* **ITEMS**:
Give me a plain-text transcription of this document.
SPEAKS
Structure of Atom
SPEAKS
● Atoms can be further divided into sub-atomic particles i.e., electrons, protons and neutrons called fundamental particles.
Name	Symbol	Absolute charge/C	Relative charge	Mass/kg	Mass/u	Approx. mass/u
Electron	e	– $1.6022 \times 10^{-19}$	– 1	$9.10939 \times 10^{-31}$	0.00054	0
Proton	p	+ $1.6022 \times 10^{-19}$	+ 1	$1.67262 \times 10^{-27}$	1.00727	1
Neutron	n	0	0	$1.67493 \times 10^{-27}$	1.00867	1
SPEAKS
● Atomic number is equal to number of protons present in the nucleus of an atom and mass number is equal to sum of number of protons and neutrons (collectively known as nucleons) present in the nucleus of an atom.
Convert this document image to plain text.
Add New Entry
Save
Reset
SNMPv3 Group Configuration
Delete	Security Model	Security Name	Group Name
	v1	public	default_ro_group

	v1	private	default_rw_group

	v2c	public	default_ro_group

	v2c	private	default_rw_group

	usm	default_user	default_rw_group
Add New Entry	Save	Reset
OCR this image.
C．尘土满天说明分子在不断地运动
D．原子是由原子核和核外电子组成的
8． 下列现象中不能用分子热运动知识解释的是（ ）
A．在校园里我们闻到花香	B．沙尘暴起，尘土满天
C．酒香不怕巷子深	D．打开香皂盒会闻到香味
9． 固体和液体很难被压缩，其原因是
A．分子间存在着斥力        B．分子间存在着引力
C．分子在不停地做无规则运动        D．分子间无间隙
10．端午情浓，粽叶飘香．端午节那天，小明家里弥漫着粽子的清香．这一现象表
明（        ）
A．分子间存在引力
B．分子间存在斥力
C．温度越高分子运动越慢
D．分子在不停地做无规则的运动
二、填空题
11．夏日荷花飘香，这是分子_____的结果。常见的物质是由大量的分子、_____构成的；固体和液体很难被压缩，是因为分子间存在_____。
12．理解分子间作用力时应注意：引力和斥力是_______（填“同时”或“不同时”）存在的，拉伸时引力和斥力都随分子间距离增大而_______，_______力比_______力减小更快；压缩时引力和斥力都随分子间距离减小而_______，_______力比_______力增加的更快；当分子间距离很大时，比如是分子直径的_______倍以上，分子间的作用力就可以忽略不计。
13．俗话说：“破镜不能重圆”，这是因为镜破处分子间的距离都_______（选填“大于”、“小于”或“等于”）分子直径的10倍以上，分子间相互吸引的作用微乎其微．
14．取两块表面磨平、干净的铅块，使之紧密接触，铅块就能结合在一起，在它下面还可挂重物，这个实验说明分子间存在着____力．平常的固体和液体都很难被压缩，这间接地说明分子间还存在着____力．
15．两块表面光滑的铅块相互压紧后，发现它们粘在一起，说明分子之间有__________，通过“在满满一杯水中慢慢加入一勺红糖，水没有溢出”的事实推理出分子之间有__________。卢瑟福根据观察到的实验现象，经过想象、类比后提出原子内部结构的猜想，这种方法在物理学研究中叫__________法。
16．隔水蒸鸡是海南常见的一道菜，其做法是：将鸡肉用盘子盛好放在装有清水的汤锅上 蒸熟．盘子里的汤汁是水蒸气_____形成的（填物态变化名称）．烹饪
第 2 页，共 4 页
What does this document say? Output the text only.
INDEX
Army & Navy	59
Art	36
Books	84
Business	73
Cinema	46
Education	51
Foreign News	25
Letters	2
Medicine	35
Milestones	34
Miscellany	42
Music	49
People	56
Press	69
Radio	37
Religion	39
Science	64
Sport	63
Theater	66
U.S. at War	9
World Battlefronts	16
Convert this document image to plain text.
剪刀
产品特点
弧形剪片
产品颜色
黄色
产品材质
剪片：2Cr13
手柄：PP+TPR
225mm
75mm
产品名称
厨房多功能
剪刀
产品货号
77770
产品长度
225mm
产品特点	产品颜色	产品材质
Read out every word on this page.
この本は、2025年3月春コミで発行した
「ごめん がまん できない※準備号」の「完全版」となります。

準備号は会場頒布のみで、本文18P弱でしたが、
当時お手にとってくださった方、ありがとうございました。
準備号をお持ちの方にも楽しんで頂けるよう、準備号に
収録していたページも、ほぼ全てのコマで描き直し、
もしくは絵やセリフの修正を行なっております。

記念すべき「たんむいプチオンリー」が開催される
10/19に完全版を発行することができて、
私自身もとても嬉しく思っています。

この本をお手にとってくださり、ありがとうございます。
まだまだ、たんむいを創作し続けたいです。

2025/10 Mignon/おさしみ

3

* **WHAT THIS TASK INVOLVES**: Transcribe exactly the line containing "What does this" and all remaining lines of the material, ending with the last one.

* **ANSWER FOR THIS EXERCISE**:
What does this document say? Output the text only.
INDEX
Army & Navy	59
Art	36
Books	84
Business	73
Cinema	46
Education	51
Foreign News	25
Letters	2
Medicine	35
Milestones	34
Miscellany	42
Music	49
People	56
Press	69
Radio	37
Religion	39
Science	64
Sport	63
Theater	66
U.S. at War	9
World Battlefronts	16
Convert this document image to plain text.
剪刀
产品特点
弧形剪片
产品颜色
黄色
产品材质
剪片：2Cr13
手柄：PP+TPR
225mm
75mm
产品名称
厨房多功能
剪刀
产品货号
77770
产品长度
225mm
产品特点	产品颜色	产品材质
Read out every word on this page.
この本は、2025年3月春コミで発行した
「ごめん がまん できない※準備号」の「完全版」となります。

準備号は会場頒布のみで、本文18P弱でしたが、
当時お手にとってくださった方、ありがとうございました。
準備号をお持ちの方にも楽しんで頂けるよう、準備号に
収録していたページも、ほぼ全てのコマで描き直し、
もしくは絵やセリフの修正を行なっております。

記念すべき「たんむいプチオンリー」が開催される
10/19に完全版を発行することができて、
私自身もとても嬉しく思っています。

この本をお手にとってくださり、ありがとうございます。
まだまだ、たんむいを創作し続けたいです。

2025/10 Mignon/おさしみ

3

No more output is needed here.